- [Requirement]
Your task is to repeat the entries underneath exactly, minus the pictures.

- [Data provided]

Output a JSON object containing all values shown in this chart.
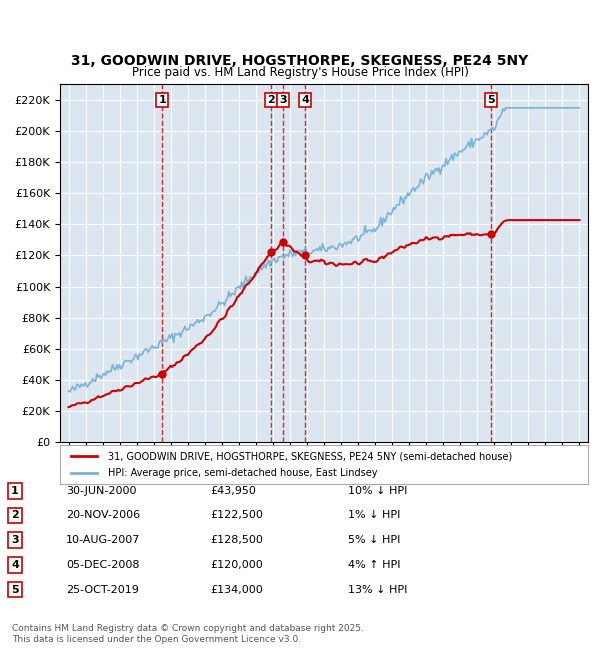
{
  "title1": "31, GOODWIN DRIVE, HOGSTHORPE, SKEGNESS, PE24 5NY",
  "title2": "Price paid vs. HM Land Registry's House Price Index (HPI)",
  "ylabel": "",
  "xlabel": "",
  "background_color": "#dce6f1",
  "plot_bg_color": "#dce6f1",
  "legend_entries": [
    "31, GOODWIN DRIVE, HOGSTHORPE, SKEGNESS, PE24 5NY (semi-detached house)",
    "HPI: Average price, semi-detached house, East Lindsey"
  ],
  "table_rows": [
    [
      "1",
      "30-JUN-2000",
      "£43,950",
      "10% ↓ HPI"
    ],
    [
      "2",
      "20-NOV-2006",
      "£122,500",
      "1% ↓ HPI"
    ],
    [
      "3",
      "10-AUG-2007",
      "£128,500",
      "5% ↓ HPI"
    ],
    [
      "4",
      "05-DEC-2008",
      "£120,000",
      "4% ↑ HPI"
    ],
    [
      "5",
      "25-OCT-2019",
      "£134,000",
      "13% ↓ HPI"
    ]
  ],
  "footnote": "Contains HM Land Registry data © Crown copyright and database right 2025.\nThis data is licensed under the Open Government Licence v3.0.",
  "sale_dates_x": [
    2000.5,
    2006.9,
    2007.6,
    2008.9,
    2019.8
  ],
  "sale_prices_y": [
    43950,
    122500,
    128500,
    120000,
    134000
  ],
  "sale_labels": [
    "1",
    "2",
    "3",
    "4",
    "5"
  ],
  "vline_color": "#cc0000",
  "sale_marker_color": "#cc0000",
  "hpi_line_color": "#7ab3d4",
  "price_line_color": "#cc0000",
  "ylim": [
    0,
    230000
  ],
  "xlim": [
    1994.5,
    2025.5
  ]
}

- [The answer]
Output a JSON object containing all values shown in this chart.
{
  "title1": "31, GOODWIN DRIVE, HOGSTHORPE, SKEGNESS, PE24 5NY",
  "title2": "Price paid vs. HM Land Registry's House Price Index (HPI)",
  "ylabel": "",
  "xlabel": "",
  "background_color": "#dce6f1",
  "plot_bg_color": "#dce6f1",
  "legend_entries": [
    "31, GOODWIN DRIVE, HOGSTHORPE, SKEGNESS, PE24 5NY (semi-detached house)",
    "HPI: Average price, semi-detached house, East Lindsey"
  ],
  "table_rows": [
    [
      "1",
      "30-JUN-2000",
      "£43,950",
      "10% ↓ HPI"
    ],
    [
      "2",
      "20-NOV-2006",
      "£122,500",
      "1% ↓ HPI"
    ],
    [
      "3",
      "10-AUG-2007",
      "£128,500",
      "5% ↓ HPI"
    ],
    [
      "4",
      "05-DEC-2008",
      "£120,000",
      "4% ↑ HPI"
    ],
    [
      "5",
      "25-OCT-2019",
      "£134,000",
      "13% ↓ HPI"
    ]
  ],
  "footnote": "Contains HM Land Registry data © Crown copyright and database right 2025.\nThis data is licensed under the Open Government Licence v3.0.",
  "sale_dates_x": [
    2000.5,
    2006.9,
    2007.6,
    2008.9,
    2019.8
  ],
  "sale_prices_y": [
    43950,
    122500,
    128500,
    120000,
    134000
  ],
  "sale_labels": [
    "1",
    "2",
    "3",
    "4",
    "5"
  ],
  "vline_color": "#cc0000",
  "sale_marker_color": "#cc0000",
  "hpi_line_color": "#7ab3d4",
  "price_line_color": "#cc0000",
  "ylim": [
    0,
    230000
  ],
  "xlim": [
    1994.5,
    2025.5
  ]
}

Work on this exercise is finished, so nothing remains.